_JOB_
Pull out each line of the listing below that contains the string "item". Treat uppercase and lowercase letters as different.

Recorded data

==========

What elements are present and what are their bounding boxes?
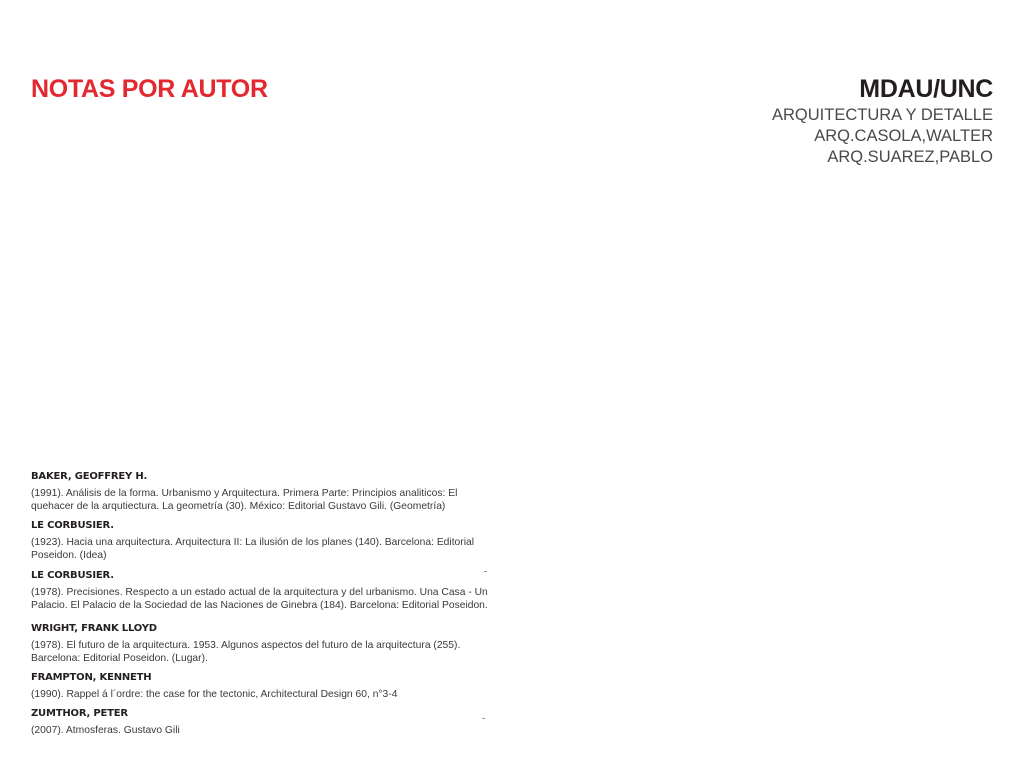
reference-citation: (1991). Análisis de la forma. Urbanismo y Arquitectura. Primera Parte: Principios analiticos: El quehacer de la arqutiectura. La geometría (30). México: Editorial Gustavo Gili. (Geometría): [31, 488, 458, 512]
reference-citation: (1990). Rappel á l´ordre: the case for the tectonic, Architectural Design 60, n°3-4: [31, 689, 398, 700]
reference-item: [31, 519, 491, 562]
professor-name-1: ARQ.CASOLA,WALTER: [814, 127, 993, 145]
scan-mark: [482, 718, 485, 719]
reference-author: ZUMTHOR, PETER: [31, 708, 128, 719]
reference-list: [31, 470, 491, 737]
professor-name-2: ARQ.SUAREZ,PABLO: [827, 148, 993, 166]
page-title: NOTAS POR AUTOR: [31, 75, 268, 103]
course-title: ARQUITECTURA Y DETALLE: [772, 106, 993, 124]
reference-author: BAKER, GEOFFREY H.: [31, 471, 148, 482]
reference-author: LE CORBUSIER.: [31, 520, 114, 531]
reference-citation: (2007). Atmosferas. Gustavo Gili: [31, 725, 180, 736]
brand-title: MDAU/UNC: [859, 75, 993, 103]
reference-citation: (1923). Hacia una arquitectura. Arquitectura II: La ilusión de los planes (140). Barcelona: Editorial Poseidon. (Idea): [31, 537, 475, 561]
reference-author: LE CORBUSIER.: [31, 570, 114, 581]
reference-item: [31, 470, 491, 513]
reference-author: WRIGHT, FRANK LLOYD: [31, 623, 157, 634]
reference-citation: (1978). El futuro de la arquitectura. 1953. Algunos aspectos del futuro de la arquitectura (255). Barcelona: Editorial Poseidon. (Lugar).: [31, 640, 461, 664]
scan-mark: [484, 571, 487, 572]
reference-citation: (1978). Precisiones. Respecto a un estado actual de la arquitectura y del urbanismo. Una Casa - Un Palacio. El Palacio de la Sociedad de las Naciones de Ginebra (184). Barcelona: Editorial Poseidon.: [31, 587, 488, 611]
reference-author: FRAMPTON, KENNETH: [31, 672, 152, 683]
reference-item: [31, 569, 491, 612]
reference-item: [31, 671, 491, 701]
header-block: [772, 75, 993, 168]
reference-item: [31, 707, 491, 737]
reference-item: [31, 622, 491, 665]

==========

_PROBLEM SOLUTION_
reference-item: [31, 519, 491, 562]
reference-item: [31, 470, 491, 513]
reference-item: [31, 569, 491, 612]
reference-item: [31, 671, 491, 701]
reference-item: [31, 707, 491, 737]
reference-item: [31, 622, 491, 665]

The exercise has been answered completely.